提示文:
※
ジャンボタニシ(スクミリンゴガイ)はこんなタニシです。

名前のとおり、こんなに大きなタニシです。 田んぼの中にウジャウジャいます!

明太子みたいな卵!!
こんなに大きなタニシなので、水が無い(少ない)状態では動くことができません。
普通は、田植えをしたら田んぼに水を張りますが、ジャンボタニシを動けなくするために、田植え後は水を落とします。
そうすることで、田植え後のタニシによる食害を防ぎます。

田植え後は、苗がタニシに食われないように、極浅水(水深0~2cm)の状態を保つ。高いところで土が水面上に出ても構いません。

田植えをしてから3週間も経つと、イネが大きくなってタニシには食べられにくくなっています。ここで、水深5~6cmくらいの深水にします。

そうすると、ジャンボタニシは草の生えているところに移動して草を食べてくれます。
水を落としても、水が溜まったところでは、タニシたちはムシャムシャと稲の苗を食べてしまいます。そんなときは、水が溜まる所に皮をむいたタケノコを入れておくと、タニシたちは稲を食べずにタケノコを食べますので、食害を回避できます。

でも、ジャンボタニシが害虫であることに、 変わりはありません。大雨で田んぼが冠水 すると右の写真のように稲を食べられて しまいます。酷い時には稲の苗が一本も残っていないことも!
こんなリスクを背負って、農薬を使わないお米の生産に取り組ん でいます!!
近年、ジャンボタニシの数が減ってきました。タニシが充分に雑草を食べてくれない場合には、雑草を手で取らなければならないこともあります。
頑張って無農薬稲作に取り組みますので、消費者の皆さんは「食べる」ということで、応援をお願いします!
※
短い課題 A: 提示文によると、田植えから3週間ほど経ったら、田んぼの水深をどのくらいにしますか。
短い課題 B: 提示文の「田植え後は、苗がタニシに食わ」から「すので、食害を回避できます。」までを両端も含めて書き直し、その際「田植え」を「稲の植え付け」に置き換えてください。

参照資料:
※
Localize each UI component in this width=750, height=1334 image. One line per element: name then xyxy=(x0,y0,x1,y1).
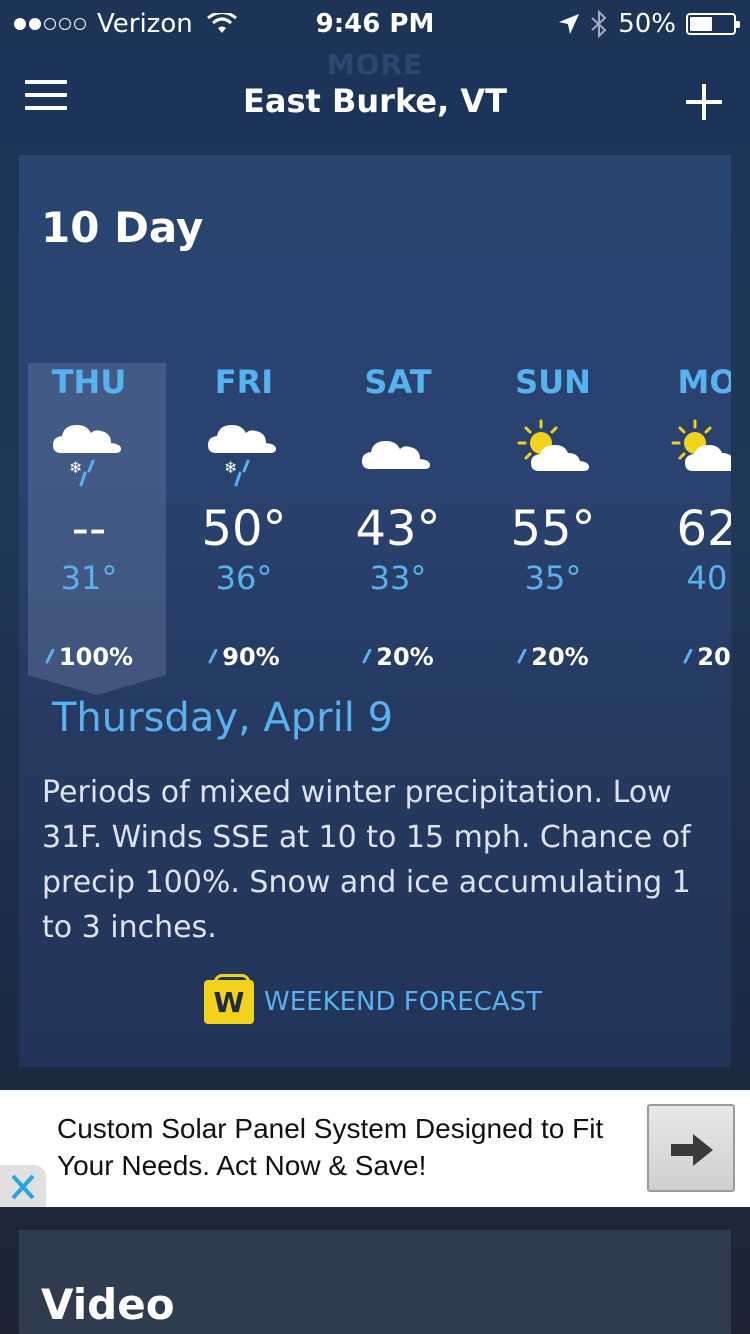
※
課題の結果 A: 水深5~6cmくらいの深水にします。

課題の結果 B:
稲の植え付け後は、苗がタニシに食われないように、極浅水(水深0~2cm)の状態を保つ。高いところで土が水面上に出ても構いません。

稲の植え付けをしてから3週間も経つと、イネが大きくなってタニシには食べられにくくなっています。ここで、水深5~6cmくらいの深水にします。

そうすると、ジャンボタニシは草の生えているところに移動して草を食べてくれます。
水を落としても、水が溜まったところでは、タニシたちはムシャムシャと稲の苗を食べてしまいます。そんなときは、水が溜まる所に皮をむいたタケノコを入れておくと、タニシたちは稲を食べずにタケノコを食べますので、食害を回避できます。